**Written exercise**
Images embedded in the records are excluded; print everything else exactly as given.

[Dataset entries on figures]
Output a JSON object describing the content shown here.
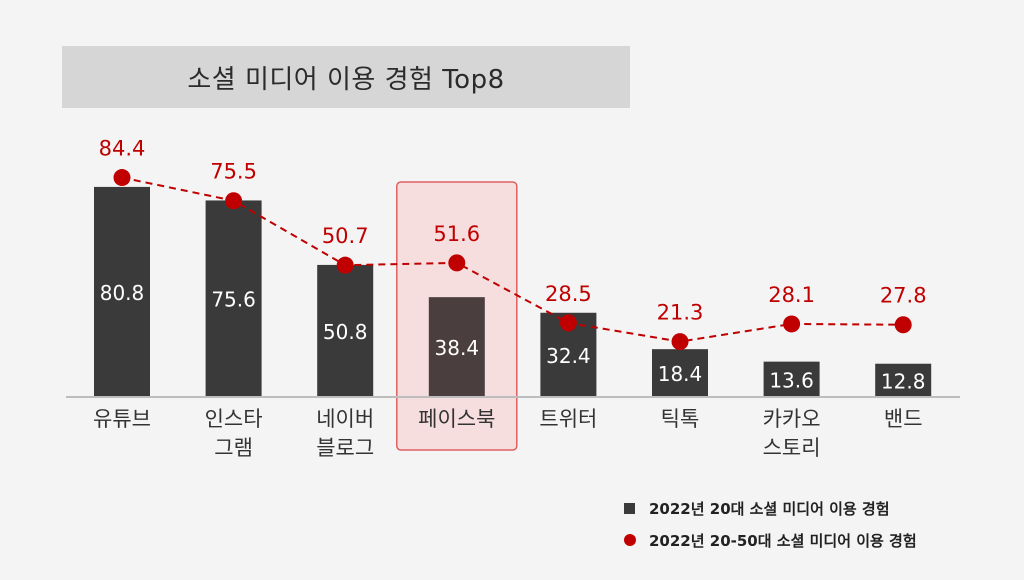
{
  "title": "소셜 미디어 이용 경험 Top8",
  "colors": {
    "bar": "#3a3a3a",
    "bar_highlight": "#4a3e3e",
    "line": "#c00000",
    "highlight_border": "#e06060",
    "highlight_fill": "#f7dede"
  },
  "chart_data": {
    "type": "bar",
    "categories": [
      [
        "유튜브"
      ],
      [
        "인스타",
        "그램"
      ],
      [
        "네이버",
        "블로그"
      ],
      [
        "페이스북"
      ],
      [
        "트위터"
      ],
      [
        "틱톡"
      ],
      [
        "카카오",
        "스토리"
      ],
      [
        "밴드"
      ]
    ],
    "highlight_index": 3,
    "series": [
      {
        "name": "2022년 20대 소셜 미디어 이용 경험",
        "type": "bar",
        "values": [
          80.8,
          75.6,
          50.8,
          38.4,
          32.4,
          18.4,
          13.6,
          12.8
        ]
      },
      {
        "name": "2022년 20-50대 소셜 미디어 이용 경험",
        "type": "line",
        "style": "dashed",
        "values": [
          84.4,
          75.5,
          50.7,
          51.6,
          28.5,
          21.3,
          28.1,
          27.8
        ]
      }
    ]
  },
  "legend": [
    {
      "label": "2022년 20대 소셜 미디어 이용 경험",
      "marker": "square"
    },
    {
      "label": "2022년 20-50대 소셜 미디어 이용 경험",
      "marker": "circle"
    }
  ]
}
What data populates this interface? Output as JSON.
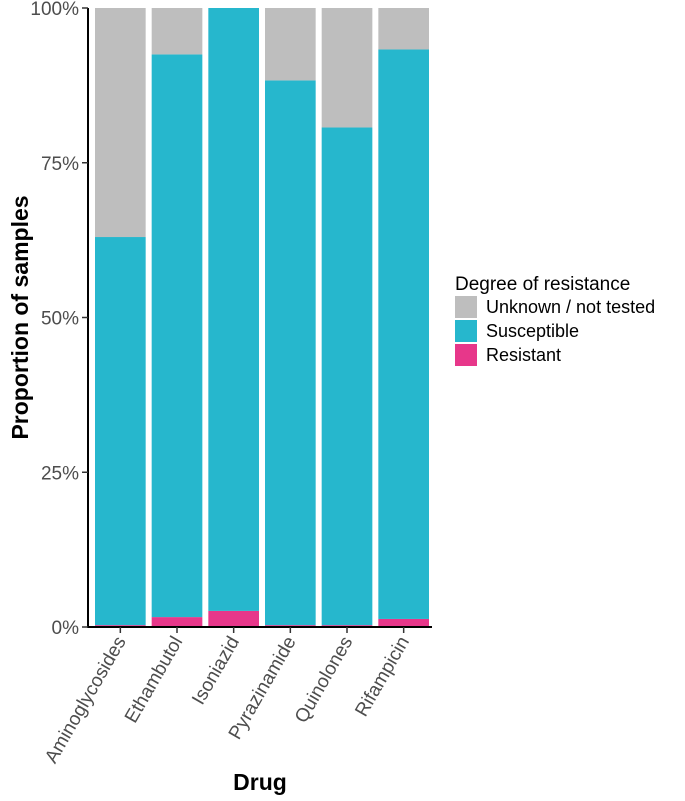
{
  "chart_data": {
    "type": "bar",
    "stacked": true,
    "categories": [
      "Aminoglycosides",
      "Ethambutol",
      "Isoniazid",
      "Pyrazinamide",
      "Quinolones",
      "Rifampicin"
    ],
    "series": [
      {
        "name": "Resistant",
        "color": "#e7378a",
        "values": [
          0.3,
          1.6,
          2.6,
          0.3,
          0.3,
          1.3
        ]
      },
      {
        "name": "Susceptible",
        "color": "#26b7cd",
        "values": [
          62.7,
          90.9,
          97.4,
          88.0,
          80.4,
          92.0
        ]
      },
      {
        "name": "Unknown / not tested",
        "color": "#bebebe",
        "values": [
          37.0,
          7.5,
          0.0,
          11.7,
          19.3,
          6.7
        ]
      }
    ],
    "ylim": [
      0,
      100
    ],
    "yticks": [
      0,
      25,
      50,
      75,
      100
    ],
    "ytick_labels": [
      "0%",
      "25%",
      "50%",
      "75%",
      "100%"
    ],
    "xlabel": "Drug",
    "ylabel": "Proportion of samples",
    "legend": {
      "title": "Degree of resistance",
      "position": "right",
      "entries": [
        "Unknown / not tested",
        "Susceptible",
        "Resistant"
      ]
    },
    "grid": false
  }
}
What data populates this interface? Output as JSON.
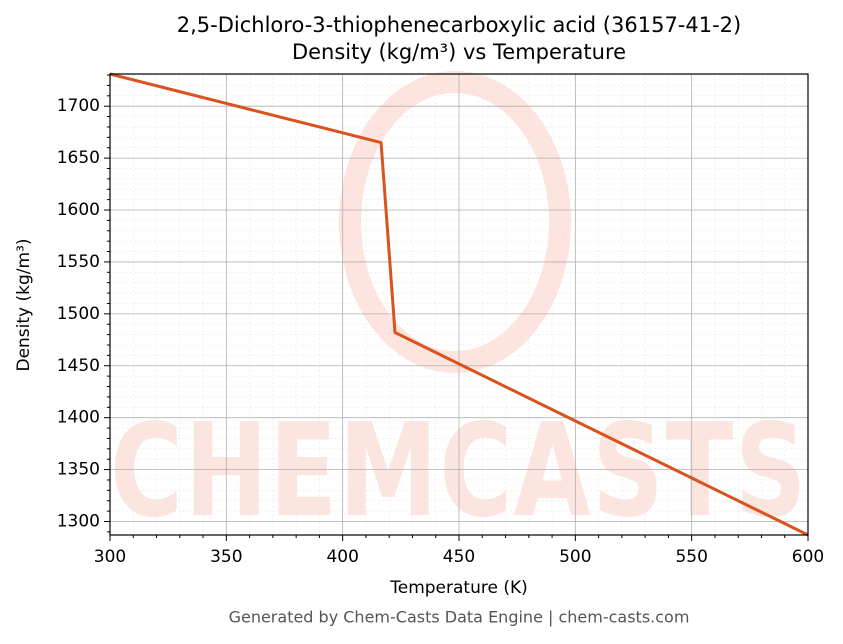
{
  "chart_data": {
    "type": "line",
    "title": "2,5-Dichloro-3-thiophenecarboxylic acid (36157-41-2)",
    "subtitle": "Density (kg/m³) vs Temperature",
    "x_label": "Temperature (K)",
    "y_label": "Density (kg/m³)",
    "x": [
      300,
      416.5,
      422.5,
      600
    ],
    "series": [
      {
        "name": "Density",
        "color": "#d9531e",
        "values": [
          1731,
          1665,
          1482,
          1287
        ]
      }
    ],
    "xlim": [
      300,
      600
    ],
    "xticks": [
      300,
      350,
      400,
      450,
      500,
      550,
      600
    ],
    "ylim": [
      1287,
      1731
    ],
    "yticks": [
      1300,
      1350,
      1400,
      1450,
      1500,
      1550,
      1600,
      1650,
      1700
    ],
    "grid": true,
    "watermark": "CHEMCASTS",
    "footer": "Generated by Chem-Casts Data Engine | chem-casts.com"
  }
}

**Exercise response**
Output a JSON object describing the content shown here.
{
  "title": "소셜 미디어 이용 경험 Top8",
  "colors": {
    "bar": "#3a3a3a",
    "bar_highlight": "#4a3e3e",
    "line": "#c00000",
    "highlight_border": "#e06060",
    "highlight_fill": "#f7dede"
  },
  "chart_data": {
    "type": "bar",
    "categories": [
      [
        "유튜브"
      ],
      [
        "인스타",
        "그램"
      ],
      [
        "네이버",
        "블로그"
      ],
      [
        "페이스북"
      ],
      [
        "트위터"
      ],
      [
        "틱톡"
      ],
      [
        "카카오",
        "스토리"
      ],
      [
        "밴드"
      ]
    ],
    "highlight_index": 3,
    "series": [
      {
        "name": "2022년 20대 소셜 미디어 이용 경험",
        "type": "bar",
        "values": [
          80.8,
          75.6,
          50.8,
          38.4,
          32.4,
          18.4,
          13.6,
          12.8
        ]
      },
      {
        "name": "2022년 20-50대 소셜 미디어 이용 경험",
        "type": "line",
        "style": "dashed",
        "values": [
          84.4,
          75.5,
          50.7,
          51.6,
          28.5,
          21.3,
          28.1,
          27.8
        ]
      }
    ]
  },
  "legend": [
    {
      "label": "2022년 20대 소셜 미디어 이용 경험",
      "marker": "square"
    },
    {
      "label": "2022년 20-50대 소셜 미디어 이용 경험",
      "marker": "circle"
    }
  ]
}
What data populates this interface? Output as JSON.
{
  "chart_data": {
    "type": "bar",
    "stacked": true,
    "categories": [
      "Aminoglycosides",
      "Ethambutol",
      "Isoniazid",
      "Pyrazinamide",
      "Quinolones",
      "Rifampicin"
    ],
    "series": [
      {
        "name": "Resistant",
        "color": "#e7378a",
        "values": [
          0.3,
          1.6,
          2.6,
          0.3,
          0.3,
          1.3
        ]
      },
      {
        "name": "Susceptible",
        "color": "#26b7cd",
        "values": [
          62.7,
          90.9,
          97.4,
          88.0,
          80.4,
          92.0
        ]
      },
      {
        "name": "Unknown / not tested",
        "color": "#bebebe",
        "values": [
          37.0,
          7.5,
          0.0,
          11.7,
          19.3,
          6.7
        ]
      }
    ],
    "ylim": [
      0,
      100
    ],
    "yticks": [
      0,
      25,
      50,
      75,
      100
    ],
    "ytick_labels": [
      "0%",
      "25%",
      "50%",
      "75%",
      "100%"
    ],
    "xlabel": "Drug",
    "ylabel": "Proportion of samples",
    "legend": {
      "title": "Degree of resistance",
      "position": "right",
      "entries": [
        "Unknown / not tested",
        "Susceptible",
        "Resistant"
      ]
    },
    "grid": false
  }
}
What data populates this interface? Output as JSON.
{
  "chart_data": {
    "type": "line",
    "title": "2,5-Dichloro-3-thiophenecarboxylic acid (36157-41-2)",
    "subtitle": "Density (kg/m³) vs Temperature",
    "x_label": "Temperature (K)",
    "y_label": "Density (kg/m³)",
    "x": [
      300,
      416.5,
      422.5,
      600
    ],
    "series": [
      {
        "name": "Density",
        "color": "#d9531e",
        "values": [
          1731,
          1665,
          1482,
          1287
        ]
      }
    ],
    "xlim": [
      300,
      600
    ],
    "xticks": [
      300,
      350,
      400,
      450,
      500,
      550,
      600
    ],
    "ylim": [
      1287,
      1731
    ],
    "yticks": [
      1300,
      1350,
      1400,
      1450,
      1500,
      1550,
      1600,
      1650,
      1700
    ],
    "grid": true,
    "watermark": "CHEMCASTS",
    "footer": "Generated by Chem-Casts Data Engine | chem-casts.com"
  }
}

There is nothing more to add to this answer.